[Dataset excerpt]
━━━━━━
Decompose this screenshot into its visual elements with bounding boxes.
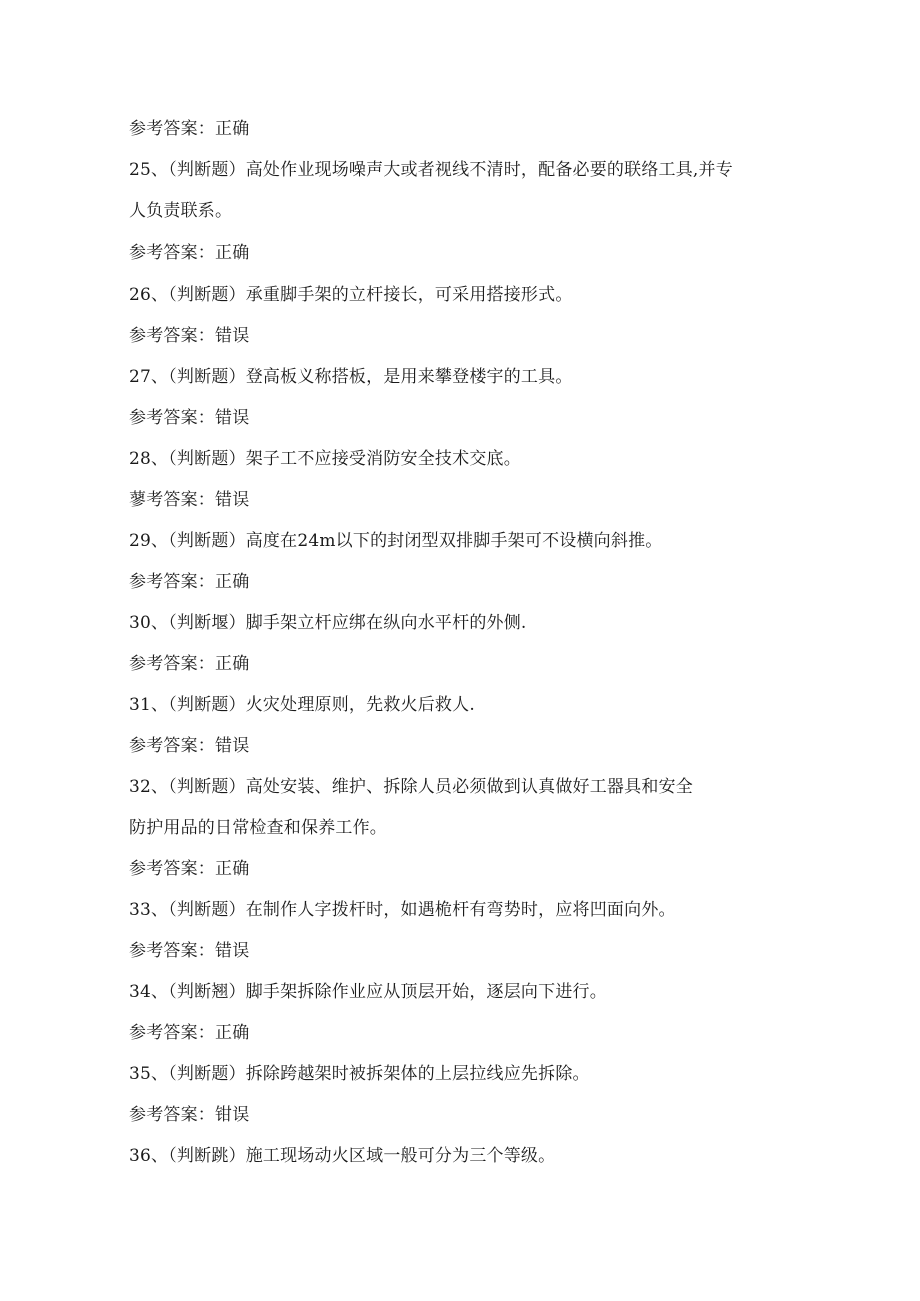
question-30: 30、（判断堰）脚手架立杆应绑在纵向水平杆的外侧. xyxy=(129,613,527,633)
question-33: 33、（判断题）在制作人字拨杆时，如遇桅杆有弯势时，应将凹面向外。 xyxy=(129,900,676,920)
question-35: 35、（判断题）拆除跨越架时被拆架体的上层拉线应先拆除。 xyxy=(129,1064,590,1084)
question-34: 34、（判断翘）脚手架拆除作业应从顶层开始，逐层向下进行。 xyxy=(129,982,607,1002)
question-32-continued: 防护用品的日常检查和保养工作。 xyxy=(129,818,387,838)
answer-line: 参考答案：正确 xyxy=(129,119,250,139)
question-27: 27、（判断题）登高板义称搭板，是用来攀登楼宇的工具。 xyxy=(129,367,573,387)
answer-line: 蓼考答案：错误 xyxy=(129,490,250,510)
question-32: 32、（判断题）高处安装、维护、拆除人员必须做到认真做好工器具和安全 xyxy=(129,777,693,797)
question-36: 36、（判断跳）施工现场动火区域一般可分为三个等级。 xyxy=(129,1146,556,1166)
answer-line: 参考答案：错误 xyxy=(129,736,250,756)
question-28: 28、（判断题）架子工不应接受消防安全技术交底。 xyxy=(129,449,521,469)
answer-line: 参考答案：钳误 xyxy=(129,1105,250,1125)
question-31: 31、（判断题）火灾处理原则，先救火后救人. xyxy=(129,695,475,715)
question-29: 29、（判断题）高度在24m以下的封闭型双排脚手架可不设横向斜推。 xyxy=(129,531,663,551)
answer-line: 参考答案：正确 xyxy=(129,1023,250,1043)
answer-line: 参考答案：正确 xyxy=(129,572,250,592)
answer-line: 参考答案：正确 xyxy=(129,859,250,879)
answer-line: 参考答案：错误 xyxy=(129,408,250,428)
question-25-continued: 人负责联系。 xyxy=(129,201,233,221)
answer-line: 参考答案：正确 xyxy=(129,243,250,263)
answer-line: 参考答案：错误 xyxy=(129,326,250,346)
answer-line: 参考答案：错误 xyxy=(129,941,250,961)
answer-line: 参考答案：正确 xyxy=(129,654,250,674)
question-26: 26、（判断题）承重脚手架的立杆接长，可采用搭接形式。 xyxy=(129,285,573,305)
question-25: 25、（判断题）高处作业现场噪声大或者视线不清时，配备必要的联络工具,并专 xyxy=(129,160,733,180)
━━━━━━
Can you copy the listing above word for word, without the picture?

■ REPLY TO THE EXERCISE
Decompose this screenshot into its visual elements with bounding boxes.
question-30: 30、（判断堰）脚手架立杆应绑在纵向水平杆的外侧. xyxy=(129,613,527,633)
question-33: 33、（判断题）在制作人字拨杆时，如遇桅杆有弯势时，应将凹面向外。 xyxy=(129,900,676,920)
question-35: 35、（判断题）拆除跨越架时被拆架体的上层拉线应先拆除。 xyxy=(129,1064,590,1084)
question-34: 34、（判断翘）脚手架拆除作业应从顶层开始，逐层向下进行。 xyxy=(129,982,607,1002)
question-32-continued: 防护用品的日常检查和保养工作。 xyxy=(129,818,387,838)
answer-line: 参考答案：正确 xyxy=(129,119,250,139)
question-27: 27、（判断题）登高板义称搭板，是用来攀登楼宇的工具。 xyxy=(129,367,573,387)
answer-line: 蓼考答案：错误 xyxy=(129,490,250,510)
question-32: 32、（判断题）高处安装、维护、拆除人员必须做到认真做好工器具和安全 xyxy=(129,777,693,797)
question-36: 36、（判断跳）施工现场动火区域一般可分为三个等级。 xyxy=(129,1146,556,1166)
answer-line: 参考答案：错误 xyxy=(129,736,250,756)
question-28: 28、（判断题）架子工不应接受消防安全技术交底。 xyxy=(129,449,521,469)
answer-line: 参考答案：钳误 xyxy=(129,1105,250,1125)
question-31: 31、（判断题）火灾处理原则，先救火后救人. xyxy=(129,695,475,715)
question-29: 29、（判断题）高度在24m以下的封闭型双排脚手架可不设横向斜推。 xyxy=(129,531,663,551)
answer-line: 参考答案：正确 xyxy=(129,1023,250,1043)
answer-line: 参考答案：正确 xyxy=(129,572,250,592)
answer-line: 参考答案：正确 xyxy=(129,859,250,879)
answer-line: 参考答案：错误 xyxy=(129,408,250,428)
question-25-continued: 人负责联系。 xyxy=(129,201,233,221)
answer-line: 参考答案：正确 xyxy=(129,243,250,263)
answer-line: 参考答案：错误 xyxy=(129,326,250,346)
answer-line: 参考答案：错误 xyxy=(129,941,250,961)
answer-line: 参考答案：正确 xyxy=(129,654,250,674)
question-26: 26、（判断题）承重脚手架的立杆接长，可采用搭接形式。 xyxy=(129,285,573,305)
question-25: 25、（判断题）高处作业现场噪声大或者视线不清时，配备必要的联络工具,并专 xyxy=(129,160,733,180)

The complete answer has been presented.